§ REQUIREMENTS: Reproduce the listing below exactly. Pictures do not belong in the copy.

[BEGIN]

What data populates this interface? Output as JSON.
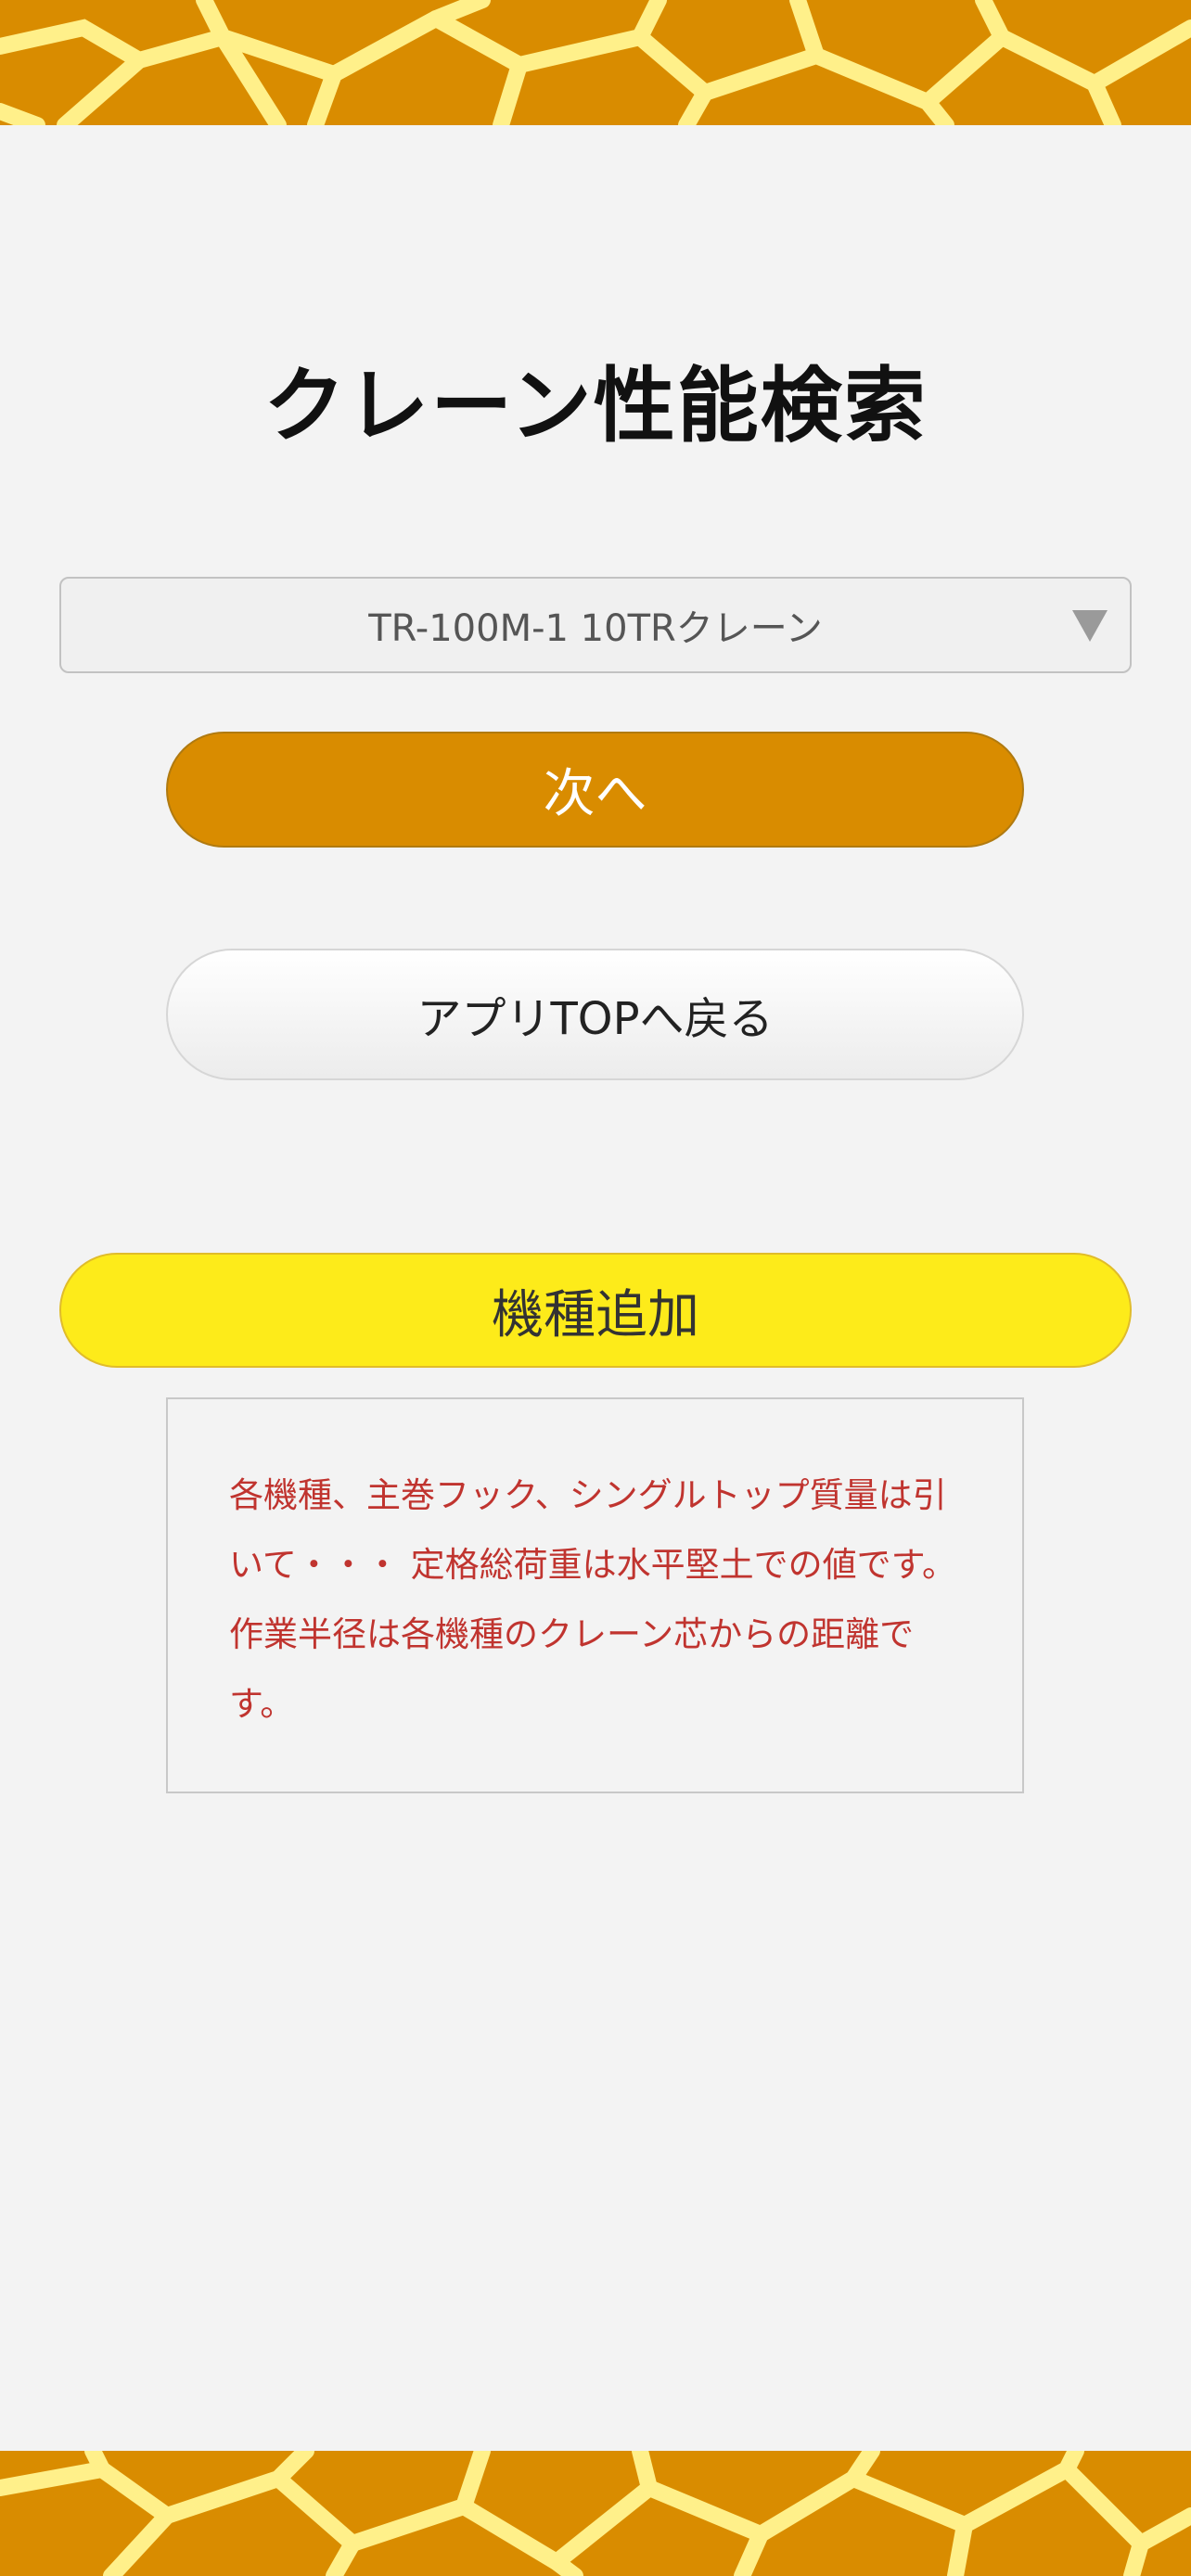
{
  "colors": {
    "background": "#f3f3f3",
    "banner_orange": "#d98c00",
    "banner_pattern": "#fff08a",
    "next_button": "#d98c00",
    "add_button": "#fdeb1a",
    "notice_text": "#c0342f"
  },
  "header": {
    "title": "クレーン性能検索"
  },
  "model_select": {
    "selected": "TR-100M-1 10TRクレーン",
    "caret_icon": "triangle-down-icon"
  },
  "buttons": {
    "next_label": "次へ",
    "back_label": "アプリTOPへ戻る",
    "add_label": "機種追加"
  },
  "notice": {
    "text": "各機種、主巻フック、シングルトップ質量は引いて・・・ 定格総荷重は水平堅土での値です。作業半径は各機種のクレーン芯からの距離です。"
  }
}
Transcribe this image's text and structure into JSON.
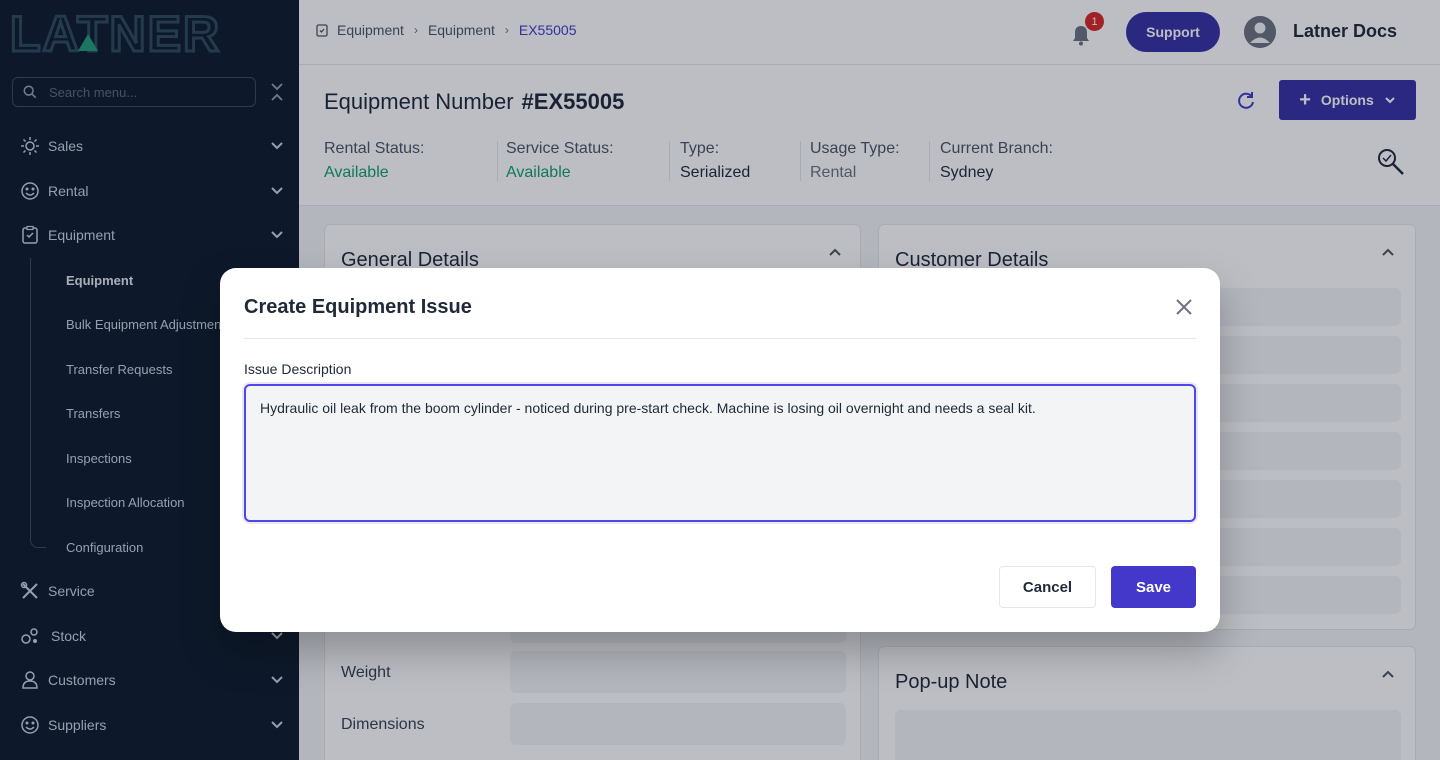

[END]

§ SOLUTION:
What data populates this interface? Output as JSON.
{
  "colors": {
    "background": "#f3f3f3",
    "banner_orange": "#d98c00",
    "banner_pattern": "#fff08a",
    "next_button": "#d98c00",
    "add_button": "#fdeb1a",
    "notice_text": "#c0342f"
  },
  "header": {
    "title": "クレーン性能検索"
  },
  "model_select": {
    "selected": "TR-100M-1 10TRクレーン",
    "caret_icon": "triangle-down-icon"
  },
  "buttons": {
    "next_label": "次へ",
    "back_label": "アプリTOPへ戻る",
    "add_label": "機種追加"
  },
  "notice": {
    "text": "各機種、主巻フック、シングルトップ質量は引いて・・・ 定格総荷重は水平堅土での値です。作業半径は各機種のクレーン芯からの距離です。"
  }
}
Transcribe this image's text and structure into JSON.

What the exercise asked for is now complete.